_WHAT YOU SHOULD DO:_
Lines holding the string "confluente" are the ones to copy from this listing.

========

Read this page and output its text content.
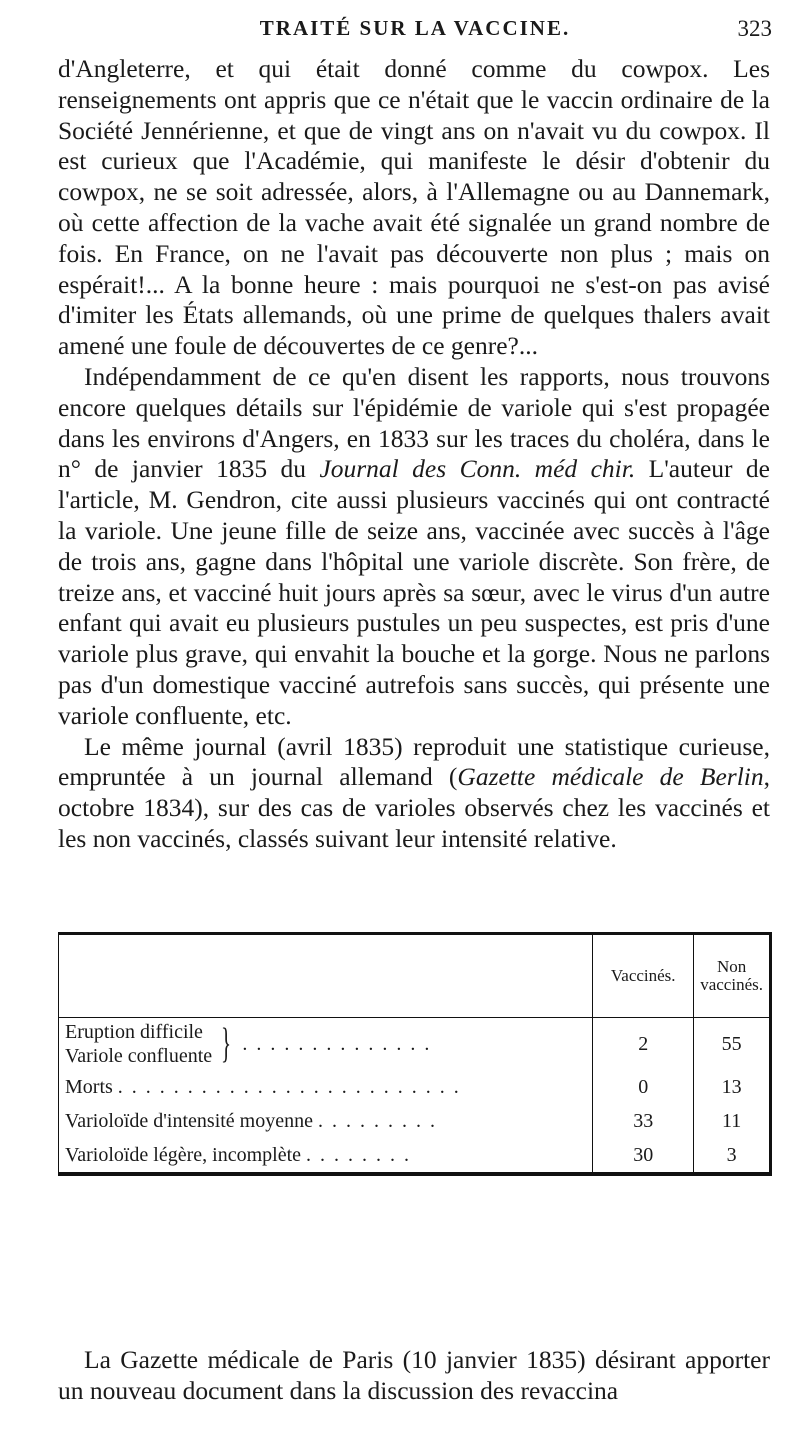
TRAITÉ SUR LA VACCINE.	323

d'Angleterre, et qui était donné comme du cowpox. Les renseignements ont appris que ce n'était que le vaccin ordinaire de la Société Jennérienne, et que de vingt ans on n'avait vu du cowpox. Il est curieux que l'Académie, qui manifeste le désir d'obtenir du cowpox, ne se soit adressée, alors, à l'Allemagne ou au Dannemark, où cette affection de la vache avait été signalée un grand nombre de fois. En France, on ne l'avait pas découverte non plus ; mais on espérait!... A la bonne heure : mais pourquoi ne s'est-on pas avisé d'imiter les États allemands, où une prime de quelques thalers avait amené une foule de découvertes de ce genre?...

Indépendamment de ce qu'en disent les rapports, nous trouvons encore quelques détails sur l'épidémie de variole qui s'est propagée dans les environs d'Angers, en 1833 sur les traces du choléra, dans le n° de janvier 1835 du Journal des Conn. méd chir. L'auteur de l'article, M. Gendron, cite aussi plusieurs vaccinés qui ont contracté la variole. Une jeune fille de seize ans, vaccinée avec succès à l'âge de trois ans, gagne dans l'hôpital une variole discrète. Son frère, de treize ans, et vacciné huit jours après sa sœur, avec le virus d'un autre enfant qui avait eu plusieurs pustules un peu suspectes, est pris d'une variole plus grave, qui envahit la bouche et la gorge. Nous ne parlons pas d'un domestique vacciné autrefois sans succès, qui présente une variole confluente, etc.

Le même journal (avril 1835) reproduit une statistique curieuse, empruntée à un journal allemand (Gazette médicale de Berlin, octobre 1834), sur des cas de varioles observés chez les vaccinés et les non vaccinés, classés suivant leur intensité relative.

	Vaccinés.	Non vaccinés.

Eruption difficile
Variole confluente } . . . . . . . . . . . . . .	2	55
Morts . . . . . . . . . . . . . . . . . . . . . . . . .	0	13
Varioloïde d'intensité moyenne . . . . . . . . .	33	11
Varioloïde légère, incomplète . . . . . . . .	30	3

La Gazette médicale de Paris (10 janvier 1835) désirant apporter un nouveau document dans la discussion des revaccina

========

_ANSWER BELOW:_
Indépendamment de ce qu'en disent les rapports, nous trouvons encore quelques détails sur l'épidémie de variole qui s'est propagée dans les environs d'Angers, en 1833 sur les traces du choléra, dans le n° de janvier 1835 du Journal des Conn. méd chir. L'auteur de l'article, M. Gendron, cite aussi plusieurs vaccinés qui ont contracté la variole. Une jeune fille de seize ans, vaccinée avec succès à l'âge de trois ans, gagne dans l'hôpital une variole discrète. Son frère, de treize ans, et vacciné huit jours après sa sœur, avec le virus d'un autre enfant qui avait eu plusieurs pustules un peu suspectes, est pris d'une variole plus grave, qui envahit la bouche et la gorge. Nous ne parlons pas d'un domestique vacciné autrefois sans succès, qui présente une variole confluente, etc.
Variole confluente } . . . . . . . . . . . . . .	2	55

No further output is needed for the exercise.